** TASK REQUIREMENTS **
Search the data for the word "Temperature". Reproduce every line where it is found.

(Records that describe figures)
--- Start ---
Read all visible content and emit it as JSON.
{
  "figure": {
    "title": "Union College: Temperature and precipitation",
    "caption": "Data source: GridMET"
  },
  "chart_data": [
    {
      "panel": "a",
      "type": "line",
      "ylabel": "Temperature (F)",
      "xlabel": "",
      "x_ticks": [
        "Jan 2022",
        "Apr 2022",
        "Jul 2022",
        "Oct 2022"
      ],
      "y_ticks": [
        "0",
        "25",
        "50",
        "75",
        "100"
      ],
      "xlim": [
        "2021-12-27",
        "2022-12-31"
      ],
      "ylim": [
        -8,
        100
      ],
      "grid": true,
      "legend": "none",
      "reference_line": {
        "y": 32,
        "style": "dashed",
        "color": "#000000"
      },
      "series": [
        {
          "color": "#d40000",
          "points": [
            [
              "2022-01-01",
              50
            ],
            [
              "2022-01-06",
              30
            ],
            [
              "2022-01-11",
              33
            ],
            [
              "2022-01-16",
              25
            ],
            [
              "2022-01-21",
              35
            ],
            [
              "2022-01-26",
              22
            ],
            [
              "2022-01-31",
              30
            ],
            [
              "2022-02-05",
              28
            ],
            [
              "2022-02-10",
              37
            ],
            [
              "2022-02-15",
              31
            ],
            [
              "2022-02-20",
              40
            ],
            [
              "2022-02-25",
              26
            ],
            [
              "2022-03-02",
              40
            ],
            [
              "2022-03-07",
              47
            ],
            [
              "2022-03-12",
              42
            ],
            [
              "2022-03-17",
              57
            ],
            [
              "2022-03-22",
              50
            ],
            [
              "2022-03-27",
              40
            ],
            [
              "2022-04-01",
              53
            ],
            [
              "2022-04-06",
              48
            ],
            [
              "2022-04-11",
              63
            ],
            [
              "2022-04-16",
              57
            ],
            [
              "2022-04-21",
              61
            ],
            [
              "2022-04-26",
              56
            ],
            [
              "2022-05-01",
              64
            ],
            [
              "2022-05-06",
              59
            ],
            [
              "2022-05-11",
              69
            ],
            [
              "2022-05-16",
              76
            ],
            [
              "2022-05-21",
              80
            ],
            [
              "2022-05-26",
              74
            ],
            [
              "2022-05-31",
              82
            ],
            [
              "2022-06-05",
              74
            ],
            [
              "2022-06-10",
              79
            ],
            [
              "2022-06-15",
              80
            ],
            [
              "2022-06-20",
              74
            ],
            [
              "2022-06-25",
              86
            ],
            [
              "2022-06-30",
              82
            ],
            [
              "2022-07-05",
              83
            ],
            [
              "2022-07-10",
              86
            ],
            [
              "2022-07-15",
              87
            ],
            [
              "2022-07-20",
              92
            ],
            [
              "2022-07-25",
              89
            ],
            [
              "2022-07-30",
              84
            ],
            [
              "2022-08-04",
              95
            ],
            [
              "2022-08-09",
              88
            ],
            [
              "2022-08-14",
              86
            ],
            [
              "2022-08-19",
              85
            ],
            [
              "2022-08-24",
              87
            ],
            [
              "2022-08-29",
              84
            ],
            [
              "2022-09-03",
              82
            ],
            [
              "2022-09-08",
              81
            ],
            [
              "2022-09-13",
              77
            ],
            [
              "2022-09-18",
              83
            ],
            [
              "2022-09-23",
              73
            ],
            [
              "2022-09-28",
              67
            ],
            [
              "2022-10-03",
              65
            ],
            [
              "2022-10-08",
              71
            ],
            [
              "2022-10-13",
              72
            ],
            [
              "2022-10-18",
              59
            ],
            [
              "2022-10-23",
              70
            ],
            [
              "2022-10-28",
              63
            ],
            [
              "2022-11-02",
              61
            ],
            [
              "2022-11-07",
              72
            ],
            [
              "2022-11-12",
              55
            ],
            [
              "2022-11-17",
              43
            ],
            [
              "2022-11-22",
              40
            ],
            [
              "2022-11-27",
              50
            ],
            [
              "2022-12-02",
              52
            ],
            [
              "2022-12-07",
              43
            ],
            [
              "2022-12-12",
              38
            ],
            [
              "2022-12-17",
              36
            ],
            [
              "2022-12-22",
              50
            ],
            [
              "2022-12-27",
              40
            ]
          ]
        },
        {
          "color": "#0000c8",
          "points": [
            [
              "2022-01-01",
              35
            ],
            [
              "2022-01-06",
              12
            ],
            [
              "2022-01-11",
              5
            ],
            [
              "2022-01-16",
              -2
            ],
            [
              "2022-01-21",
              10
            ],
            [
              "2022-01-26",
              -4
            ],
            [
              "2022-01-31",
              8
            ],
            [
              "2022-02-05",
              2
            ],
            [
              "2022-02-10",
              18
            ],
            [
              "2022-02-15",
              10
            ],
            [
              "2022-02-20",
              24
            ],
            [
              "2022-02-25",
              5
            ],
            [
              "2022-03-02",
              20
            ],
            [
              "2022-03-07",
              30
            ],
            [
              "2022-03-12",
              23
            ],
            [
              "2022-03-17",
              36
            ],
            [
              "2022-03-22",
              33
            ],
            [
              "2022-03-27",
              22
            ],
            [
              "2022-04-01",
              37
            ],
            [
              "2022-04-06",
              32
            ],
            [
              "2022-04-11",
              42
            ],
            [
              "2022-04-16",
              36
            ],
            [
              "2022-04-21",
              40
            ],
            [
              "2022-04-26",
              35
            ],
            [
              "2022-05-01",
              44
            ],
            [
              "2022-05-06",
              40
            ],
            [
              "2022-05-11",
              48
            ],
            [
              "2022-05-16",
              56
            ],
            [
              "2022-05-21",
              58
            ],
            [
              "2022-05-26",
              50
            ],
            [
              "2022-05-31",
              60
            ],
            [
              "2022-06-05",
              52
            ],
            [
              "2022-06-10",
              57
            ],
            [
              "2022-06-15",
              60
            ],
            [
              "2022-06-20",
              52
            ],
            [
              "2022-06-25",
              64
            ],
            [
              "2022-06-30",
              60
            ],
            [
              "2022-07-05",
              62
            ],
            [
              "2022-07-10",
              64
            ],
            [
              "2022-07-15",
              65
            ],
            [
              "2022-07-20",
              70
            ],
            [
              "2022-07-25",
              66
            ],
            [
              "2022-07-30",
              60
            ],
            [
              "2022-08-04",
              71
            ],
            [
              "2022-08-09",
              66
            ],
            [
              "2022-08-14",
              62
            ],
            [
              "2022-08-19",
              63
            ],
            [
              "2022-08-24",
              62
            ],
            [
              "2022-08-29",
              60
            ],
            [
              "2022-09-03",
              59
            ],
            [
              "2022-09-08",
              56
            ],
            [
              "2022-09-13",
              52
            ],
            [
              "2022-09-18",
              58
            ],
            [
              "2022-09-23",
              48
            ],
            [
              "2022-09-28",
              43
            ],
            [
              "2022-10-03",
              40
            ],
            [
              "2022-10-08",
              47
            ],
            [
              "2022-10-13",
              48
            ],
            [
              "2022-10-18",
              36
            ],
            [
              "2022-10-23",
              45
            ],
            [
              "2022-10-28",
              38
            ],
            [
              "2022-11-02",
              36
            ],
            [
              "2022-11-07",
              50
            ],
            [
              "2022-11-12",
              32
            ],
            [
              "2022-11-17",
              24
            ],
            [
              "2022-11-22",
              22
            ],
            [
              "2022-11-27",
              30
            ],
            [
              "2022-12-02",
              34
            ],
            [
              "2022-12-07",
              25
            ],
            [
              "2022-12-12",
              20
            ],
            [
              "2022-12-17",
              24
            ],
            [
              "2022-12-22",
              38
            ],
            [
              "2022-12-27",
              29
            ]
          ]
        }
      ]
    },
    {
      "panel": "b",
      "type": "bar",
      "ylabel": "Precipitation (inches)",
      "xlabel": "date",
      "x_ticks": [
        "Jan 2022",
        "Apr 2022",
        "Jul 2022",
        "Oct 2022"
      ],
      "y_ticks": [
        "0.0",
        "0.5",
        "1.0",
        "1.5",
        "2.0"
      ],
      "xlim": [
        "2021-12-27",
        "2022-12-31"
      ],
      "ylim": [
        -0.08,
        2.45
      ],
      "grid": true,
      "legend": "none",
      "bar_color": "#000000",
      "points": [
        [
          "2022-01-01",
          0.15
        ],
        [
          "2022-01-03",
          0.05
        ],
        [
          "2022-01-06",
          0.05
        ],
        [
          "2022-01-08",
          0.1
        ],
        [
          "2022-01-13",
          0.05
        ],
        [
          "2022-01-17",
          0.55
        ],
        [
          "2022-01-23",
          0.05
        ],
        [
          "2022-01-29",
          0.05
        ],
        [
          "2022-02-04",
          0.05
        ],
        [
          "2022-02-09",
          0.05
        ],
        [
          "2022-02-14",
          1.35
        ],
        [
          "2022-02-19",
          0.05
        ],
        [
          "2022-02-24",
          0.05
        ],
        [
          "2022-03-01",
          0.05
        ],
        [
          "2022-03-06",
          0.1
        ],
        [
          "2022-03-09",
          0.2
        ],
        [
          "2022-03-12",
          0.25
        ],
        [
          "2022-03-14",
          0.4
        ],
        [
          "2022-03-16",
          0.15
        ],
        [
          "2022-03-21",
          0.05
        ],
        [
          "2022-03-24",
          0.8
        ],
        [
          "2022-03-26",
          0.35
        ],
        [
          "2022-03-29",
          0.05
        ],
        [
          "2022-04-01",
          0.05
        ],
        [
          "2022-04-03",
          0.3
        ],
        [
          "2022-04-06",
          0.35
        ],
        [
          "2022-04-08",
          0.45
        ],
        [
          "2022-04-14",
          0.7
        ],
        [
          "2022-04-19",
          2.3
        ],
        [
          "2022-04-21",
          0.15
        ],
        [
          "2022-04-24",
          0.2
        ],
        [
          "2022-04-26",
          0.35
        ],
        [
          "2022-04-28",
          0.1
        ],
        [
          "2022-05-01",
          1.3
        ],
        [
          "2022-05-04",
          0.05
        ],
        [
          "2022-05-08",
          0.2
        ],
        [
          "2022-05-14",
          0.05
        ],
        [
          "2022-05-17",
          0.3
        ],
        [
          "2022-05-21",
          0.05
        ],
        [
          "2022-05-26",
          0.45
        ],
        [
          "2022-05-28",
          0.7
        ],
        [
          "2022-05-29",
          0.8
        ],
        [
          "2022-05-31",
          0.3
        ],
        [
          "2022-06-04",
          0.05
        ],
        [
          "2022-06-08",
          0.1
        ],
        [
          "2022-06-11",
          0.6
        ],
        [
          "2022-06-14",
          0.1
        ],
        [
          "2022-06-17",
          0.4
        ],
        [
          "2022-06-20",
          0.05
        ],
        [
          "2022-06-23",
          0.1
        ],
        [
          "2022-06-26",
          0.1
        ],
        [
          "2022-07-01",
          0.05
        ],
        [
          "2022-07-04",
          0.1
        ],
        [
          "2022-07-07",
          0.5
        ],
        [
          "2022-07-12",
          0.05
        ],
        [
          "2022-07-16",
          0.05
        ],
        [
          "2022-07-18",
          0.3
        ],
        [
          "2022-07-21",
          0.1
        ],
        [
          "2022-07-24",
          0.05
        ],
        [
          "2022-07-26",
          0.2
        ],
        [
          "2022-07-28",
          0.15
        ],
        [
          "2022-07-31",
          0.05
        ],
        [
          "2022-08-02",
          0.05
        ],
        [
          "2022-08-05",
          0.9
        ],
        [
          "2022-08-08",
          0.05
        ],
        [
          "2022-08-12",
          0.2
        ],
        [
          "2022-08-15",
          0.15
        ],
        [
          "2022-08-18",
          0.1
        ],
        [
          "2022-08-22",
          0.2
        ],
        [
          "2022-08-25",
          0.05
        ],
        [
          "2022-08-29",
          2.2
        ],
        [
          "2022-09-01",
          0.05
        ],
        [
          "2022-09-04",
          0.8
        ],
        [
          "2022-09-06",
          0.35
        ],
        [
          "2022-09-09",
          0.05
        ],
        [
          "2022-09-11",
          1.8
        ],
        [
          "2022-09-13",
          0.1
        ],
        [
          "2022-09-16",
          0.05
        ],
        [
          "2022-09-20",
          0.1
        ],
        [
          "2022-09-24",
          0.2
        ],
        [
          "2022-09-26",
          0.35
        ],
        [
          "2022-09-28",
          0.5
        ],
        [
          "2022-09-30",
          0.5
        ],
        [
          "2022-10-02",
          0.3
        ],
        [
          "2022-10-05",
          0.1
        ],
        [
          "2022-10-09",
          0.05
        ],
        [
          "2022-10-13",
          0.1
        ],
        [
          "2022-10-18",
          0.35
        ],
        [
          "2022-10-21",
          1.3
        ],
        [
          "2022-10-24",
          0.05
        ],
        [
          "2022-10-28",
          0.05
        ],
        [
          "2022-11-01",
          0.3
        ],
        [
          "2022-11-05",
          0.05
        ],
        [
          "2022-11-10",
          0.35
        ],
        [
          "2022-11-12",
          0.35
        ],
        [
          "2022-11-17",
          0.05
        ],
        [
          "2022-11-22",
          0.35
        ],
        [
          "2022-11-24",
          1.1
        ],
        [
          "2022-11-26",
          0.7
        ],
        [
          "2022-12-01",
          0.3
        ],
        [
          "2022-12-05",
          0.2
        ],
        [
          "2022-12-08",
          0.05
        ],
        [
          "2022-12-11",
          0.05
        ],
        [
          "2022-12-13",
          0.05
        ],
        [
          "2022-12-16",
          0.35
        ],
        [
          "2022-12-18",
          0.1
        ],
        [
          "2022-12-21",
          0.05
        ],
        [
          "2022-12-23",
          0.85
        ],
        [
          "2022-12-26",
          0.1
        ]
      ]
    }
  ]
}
--- End ---
** RESPONSE BELOW **
    "title": "Union College: Temperature and precipitation",
      "ylabel": "Temperature (F)",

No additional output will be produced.